(Extracted records)

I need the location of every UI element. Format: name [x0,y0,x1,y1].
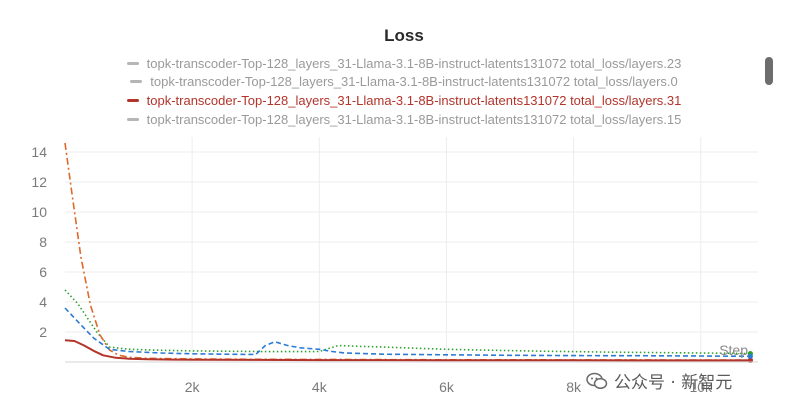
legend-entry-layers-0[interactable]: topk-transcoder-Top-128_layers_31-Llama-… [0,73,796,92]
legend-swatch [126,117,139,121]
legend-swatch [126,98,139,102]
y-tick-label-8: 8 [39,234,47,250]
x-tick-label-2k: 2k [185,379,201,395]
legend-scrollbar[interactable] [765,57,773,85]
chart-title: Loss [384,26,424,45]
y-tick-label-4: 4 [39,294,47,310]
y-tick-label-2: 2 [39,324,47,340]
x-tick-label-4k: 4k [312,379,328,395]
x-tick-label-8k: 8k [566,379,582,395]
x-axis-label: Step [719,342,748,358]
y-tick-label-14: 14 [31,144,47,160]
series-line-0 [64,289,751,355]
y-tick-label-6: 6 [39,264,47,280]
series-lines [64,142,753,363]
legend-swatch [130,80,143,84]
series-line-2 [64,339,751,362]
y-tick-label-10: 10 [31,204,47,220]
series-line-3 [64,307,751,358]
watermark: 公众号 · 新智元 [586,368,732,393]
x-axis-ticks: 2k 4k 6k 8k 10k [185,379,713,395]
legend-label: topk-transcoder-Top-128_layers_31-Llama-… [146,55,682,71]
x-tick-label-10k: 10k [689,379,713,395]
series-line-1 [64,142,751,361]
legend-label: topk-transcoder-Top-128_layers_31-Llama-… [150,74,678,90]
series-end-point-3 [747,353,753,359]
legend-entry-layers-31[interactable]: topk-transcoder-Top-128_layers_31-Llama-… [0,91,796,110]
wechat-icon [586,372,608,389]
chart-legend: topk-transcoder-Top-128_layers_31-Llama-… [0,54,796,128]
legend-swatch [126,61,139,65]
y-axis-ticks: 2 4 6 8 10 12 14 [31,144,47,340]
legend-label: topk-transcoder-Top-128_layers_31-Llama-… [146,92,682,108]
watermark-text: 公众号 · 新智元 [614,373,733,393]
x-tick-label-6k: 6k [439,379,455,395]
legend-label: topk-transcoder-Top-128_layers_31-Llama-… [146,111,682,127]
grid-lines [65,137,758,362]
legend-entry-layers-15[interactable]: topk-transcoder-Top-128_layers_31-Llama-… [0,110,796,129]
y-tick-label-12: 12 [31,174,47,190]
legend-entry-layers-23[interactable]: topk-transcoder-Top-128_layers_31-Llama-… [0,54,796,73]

● **What the task requires**:
Report each line of the listing above that contains the string "watermark". Only matches with the same uppercase and lowercase letters count.

● **Exercise response**:
watermark: 公众号 · 新智元 [586,368,732,393]
watermark-text: 公众号 · 新智元 [614,373,733,393]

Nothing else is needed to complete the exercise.